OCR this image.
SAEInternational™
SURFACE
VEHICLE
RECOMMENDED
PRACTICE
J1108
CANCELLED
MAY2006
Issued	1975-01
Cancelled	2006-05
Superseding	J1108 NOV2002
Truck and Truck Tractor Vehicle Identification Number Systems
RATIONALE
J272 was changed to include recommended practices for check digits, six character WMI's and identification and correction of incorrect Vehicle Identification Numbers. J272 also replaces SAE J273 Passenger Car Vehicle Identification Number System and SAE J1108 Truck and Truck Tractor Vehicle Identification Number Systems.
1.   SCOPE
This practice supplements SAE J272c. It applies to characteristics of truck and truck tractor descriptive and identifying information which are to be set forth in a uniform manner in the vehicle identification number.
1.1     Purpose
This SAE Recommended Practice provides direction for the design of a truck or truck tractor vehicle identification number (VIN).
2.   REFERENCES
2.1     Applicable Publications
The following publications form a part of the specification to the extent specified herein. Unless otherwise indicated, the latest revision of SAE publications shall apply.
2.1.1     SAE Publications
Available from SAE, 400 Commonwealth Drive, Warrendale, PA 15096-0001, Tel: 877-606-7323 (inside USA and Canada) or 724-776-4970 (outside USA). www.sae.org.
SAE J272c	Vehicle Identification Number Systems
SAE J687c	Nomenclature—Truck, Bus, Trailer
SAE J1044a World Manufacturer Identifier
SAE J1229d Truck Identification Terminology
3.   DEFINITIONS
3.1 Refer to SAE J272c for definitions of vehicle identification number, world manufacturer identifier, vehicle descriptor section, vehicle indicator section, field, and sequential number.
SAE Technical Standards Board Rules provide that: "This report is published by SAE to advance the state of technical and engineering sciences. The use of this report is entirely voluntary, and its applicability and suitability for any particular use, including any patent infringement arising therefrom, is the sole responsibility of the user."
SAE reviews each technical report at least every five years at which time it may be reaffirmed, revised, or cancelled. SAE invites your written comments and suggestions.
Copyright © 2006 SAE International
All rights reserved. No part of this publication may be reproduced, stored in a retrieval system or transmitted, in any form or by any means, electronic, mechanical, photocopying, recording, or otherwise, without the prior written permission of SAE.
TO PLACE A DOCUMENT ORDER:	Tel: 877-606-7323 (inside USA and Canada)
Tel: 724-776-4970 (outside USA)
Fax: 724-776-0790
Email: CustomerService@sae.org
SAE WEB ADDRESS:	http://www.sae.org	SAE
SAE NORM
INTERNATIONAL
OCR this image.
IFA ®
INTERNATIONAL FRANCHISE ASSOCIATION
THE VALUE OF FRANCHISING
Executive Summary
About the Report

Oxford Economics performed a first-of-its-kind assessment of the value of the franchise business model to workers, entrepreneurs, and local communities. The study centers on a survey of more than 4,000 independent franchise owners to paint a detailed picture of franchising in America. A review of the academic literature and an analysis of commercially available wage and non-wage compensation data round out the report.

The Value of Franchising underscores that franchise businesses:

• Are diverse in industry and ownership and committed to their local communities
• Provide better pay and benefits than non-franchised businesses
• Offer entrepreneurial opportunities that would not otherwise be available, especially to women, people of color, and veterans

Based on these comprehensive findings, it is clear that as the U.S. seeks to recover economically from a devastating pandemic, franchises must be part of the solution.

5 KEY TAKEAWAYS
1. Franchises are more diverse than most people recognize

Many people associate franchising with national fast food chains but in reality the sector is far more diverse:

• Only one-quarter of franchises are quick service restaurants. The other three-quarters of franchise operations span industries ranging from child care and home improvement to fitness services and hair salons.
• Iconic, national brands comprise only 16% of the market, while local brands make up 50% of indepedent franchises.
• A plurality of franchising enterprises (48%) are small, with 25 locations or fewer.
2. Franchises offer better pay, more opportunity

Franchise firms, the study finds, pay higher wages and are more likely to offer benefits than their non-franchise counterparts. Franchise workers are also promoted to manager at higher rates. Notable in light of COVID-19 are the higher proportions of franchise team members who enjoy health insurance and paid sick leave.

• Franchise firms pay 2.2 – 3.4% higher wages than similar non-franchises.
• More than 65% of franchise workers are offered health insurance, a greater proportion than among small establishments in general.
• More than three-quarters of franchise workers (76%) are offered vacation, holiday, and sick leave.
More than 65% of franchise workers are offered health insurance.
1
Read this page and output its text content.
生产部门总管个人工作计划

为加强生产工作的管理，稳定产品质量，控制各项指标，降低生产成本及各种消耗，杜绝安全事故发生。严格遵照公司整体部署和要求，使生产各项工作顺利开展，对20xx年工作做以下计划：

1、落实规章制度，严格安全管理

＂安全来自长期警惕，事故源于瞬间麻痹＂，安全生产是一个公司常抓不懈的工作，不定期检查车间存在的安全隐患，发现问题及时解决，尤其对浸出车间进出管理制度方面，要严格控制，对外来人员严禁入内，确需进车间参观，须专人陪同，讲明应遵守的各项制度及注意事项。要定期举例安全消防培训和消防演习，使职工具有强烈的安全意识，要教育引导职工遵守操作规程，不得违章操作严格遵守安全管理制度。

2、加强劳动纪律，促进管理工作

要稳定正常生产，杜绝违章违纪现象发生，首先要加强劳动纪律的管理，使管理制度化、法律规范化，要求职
━━━━━━━━━━━━━━━━━━━━
* Written problem *
Starting at the line that contains "Read this page and output its text content.", write out every line to the end of the entries, exactly as given.

* Expected answer *
Read this page and output its text content.
生产部门总管个人工作计划

为加强生产工作的管理，稳定产品质量，控制各项指标，降低生产成本及各种消耗，杜绝安全事故发生。严格遵照公司整体部署和要求，使生产各项工作顺利开展，对20xx年工作做以下计划：

1、落实规章制度，严格安全管理

＂安全来自长期警惕，事故源于瞬间麻痹＂，安全生产是一个公司常抓不懈的工作，不定期检查车间存在的安全隐患，发现问题及时解决，尤其对浸出车间进出管理制度方面，要严格控制，对外来人员严禁入内，确需进车间参观，须专人陪同，讲明应遵守的各项制度及注意事项。要定期举例安全消防培训和消防演习，使职工具有强烈的安全意识，要教育引导职工遵守操作规程，不得违章操作严格遵守安全管理制度。

2、加强劳动纪律，促进管理工作

要稳定正常生产，杜绝违章违纪现象发生，首先要加强劳动纪律的管理，使管理制度化、法律规范化，要求职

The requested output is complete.